── Dataset extract

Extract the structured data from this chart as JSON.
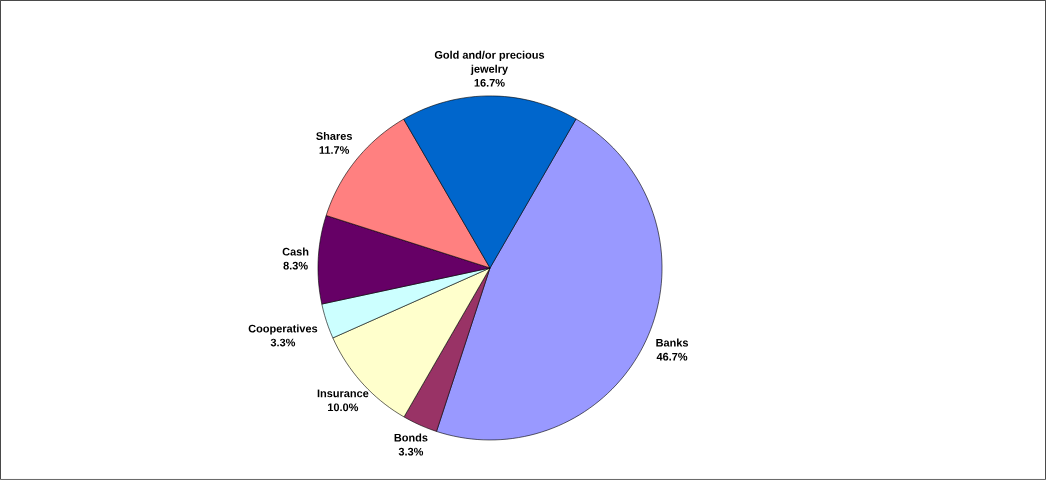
{
  "chart_data": {
    "type": "pie",
    "categories": [
      "Banks",
      "Bonds",
      "Insurance",
      "Cooperatives",
      "Cash",
      "Shares",
      "Gold and/or precious jewelry"
    ],
    "values": [
      46.7,
      3.3,
      10.0,
      3.3,
      8.3,
      11.7,
      16.7
    ],
    "value_labels": [
      "46.7%",
      "3.3%",
      "10.0%",
      "3.3%",
      "8.3%",
      "11.7%",
      "16.7%"
    ],
    "colors": [
      "#9999ff",
      "#993366",
      "#ffffcc",
      "#ccffff",
      "#660066",
      "#ff8080",
      "#0066cc"
    ]
  }
}
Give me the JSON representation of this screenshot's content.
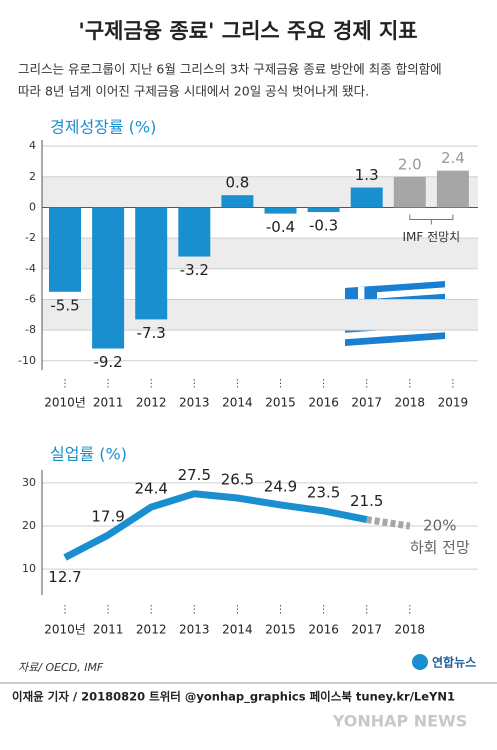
{
  "header": {
    "title": "'구제금융 종료' 그리스 주요 경제 지표",
    "subtitle_lines": [
      "그리스는 유로그룹이 지난 6월 그리스의 3차 구제금융 종료 방안에 최종 합의함에",
      "따라 8년 넘게 이어진 구제금융 시대에서 20일 공식 벗어나게 됐다."
    ]
  },
  "chart_data": [
    {
      "type": "bar",
      "title": "경제성장률 (%)",
      "categories": [
        "2010년",
        "2011",
        "2012",
        "2013",
        "2014",
        "2015",
        "2016",
        "2017",
        "2018",
        "2019"
      ],
      "values": [
        -5.5,
        -9.2,
        -7.3,
        -3.2,
        0.8,
        -0.4,
        -0.3,
        1.3,
        2.0,
        2.4
      ],
      "value_labels": [
        "-5.5",
        "-9.2",
        "-7.3",
        "-3.2",
        "0.8",
        "-0.4",
        "-0.3",
        "1.3",
        "2.0",
        "2.4"
      ],
      "colors": [
        "#1a8fd0",
        "#1a8fd0",
        "#1a8fd0",
        "#1a8fd0",
        "#1a8fd0",
        "#1a8fd0",
        "#1a8fd0",
        "#1a8fd0",
        "#a6a6a6",
        "#a6a6a6"
      ],
      "ylim": [
        -10.6,
        4.4
      ],
      "yticks": [
        4,
        2,
        0,
        -2,
        -4,
        -6,
        -8,
        -10
      ],
      "grid": true,
      "annotation": "IMF 전망치"
    },
    {
      "type": "line",
      "title": "실업률 (%)",
      "categories": [
        "2010년",
        "2011",
        "2012",
        "2013",
        "2014",
        "2015",
        "2016",
        "2017",
        "2018"
      ],
      "values": [
        12.7,
        17.9,
        24.4,
        27.5,
        26.5,
        24.9,
        23.5,
        21.5,
        null
      ],
      "forecast_values": [
        null,
        null,
        null,
        null,
        null,
        null,
        null,
        21.5,
        20
      ],
      "color": "#1a8fd0",
      "forecast_color": "#a6a6a6",
      "ylim": [
        4,
        33
      ],
      "yticks": [
        30,
        20,
        10
      ],
      "grid": true,
      "annotation_lines": [
        "20%",
        "하회 전망"
      ]
    }
  ],
  "footer": {
    "source": "자료/ OECD, IMF",
    "byline": "이재윤 기자 / 20180820  트위터 @yonhap_graphics  페이스북 tuney.kr/LeYN1",
    "logo": "연합뉴스",
    "watermark": "YONHAP NEWS"
  }
}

────

### Exercise objective
Scan the material above. Copy each line that holds the word "this".

### Correct response
Extract the structured data from this chart as JSON.
Give me the JSON representation of this screenshot's content.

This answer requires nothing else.